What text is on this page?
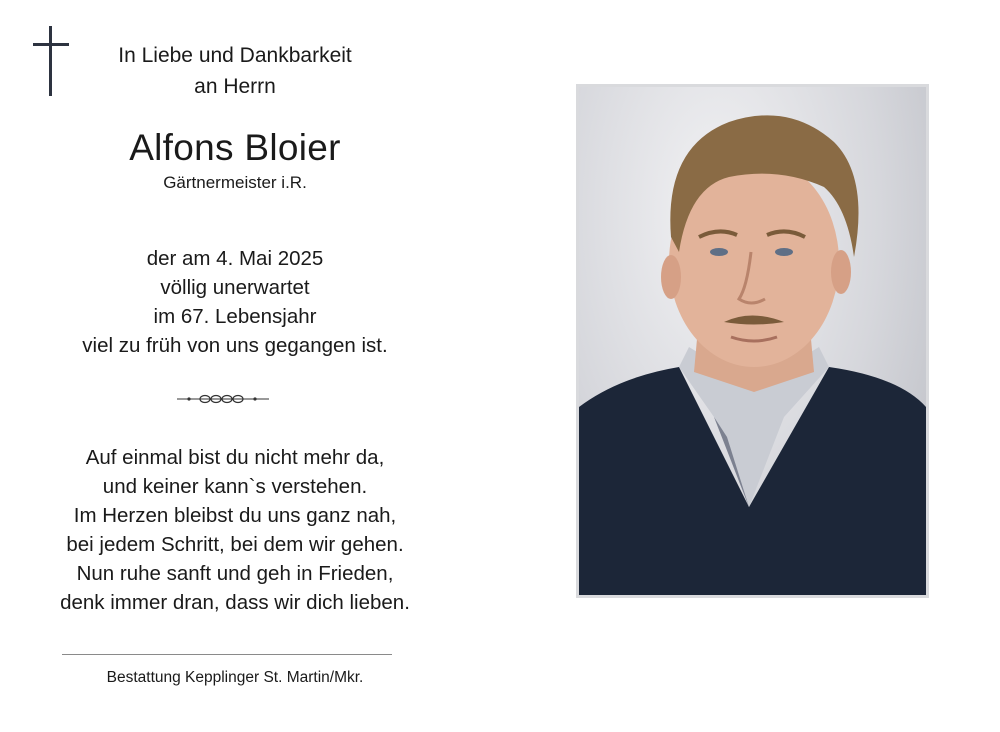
In Liebe und Dankbarkeit
an Herrn
Alfons Bloier
Gärtnermeister i.R.
der am 4. Mai 2025
völlig unerwartet
im 67. Lebensjahr
viel zu früh von uns gegangen ist.
Auf einmal bist du nicht mehr da,
und keiner kann`s verstehen.
Im Herzen bleibst du uns ganz nah,
bei jedem Schritt, bei dem wir gehen.
Nun ruhe sanft und geh in Frieden,
denk immer dran, dass wir dich lieben.
Bestattung Kepplinger St. Martin/Mkr.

= = =

-- What the exercise asks --
Set each line of the records down exactly, leaving every picture out.

-- Finished task --
What text is on this page?
In Liebe und Dankbarkeit
an Herrn
Alfons Bloier
Gärtnermeister i.R.
der am 4. Mai 2025
völlig unerwartet
im 67. Lebensjahr
viel zu früh von uns gegangen ist.
Auf einmal bist du nicht mehr da,
und keiner kann`s verstehen.
Im Herzen bleibst du uns ganz nah,
bei jedem Schritt, bei dem wir gehen.
Nun ruhe sanft und geh in Frieden,
denk immer dran, dass wir dich lieben.
Bestattung Kepplinger St. Martin/Mkr.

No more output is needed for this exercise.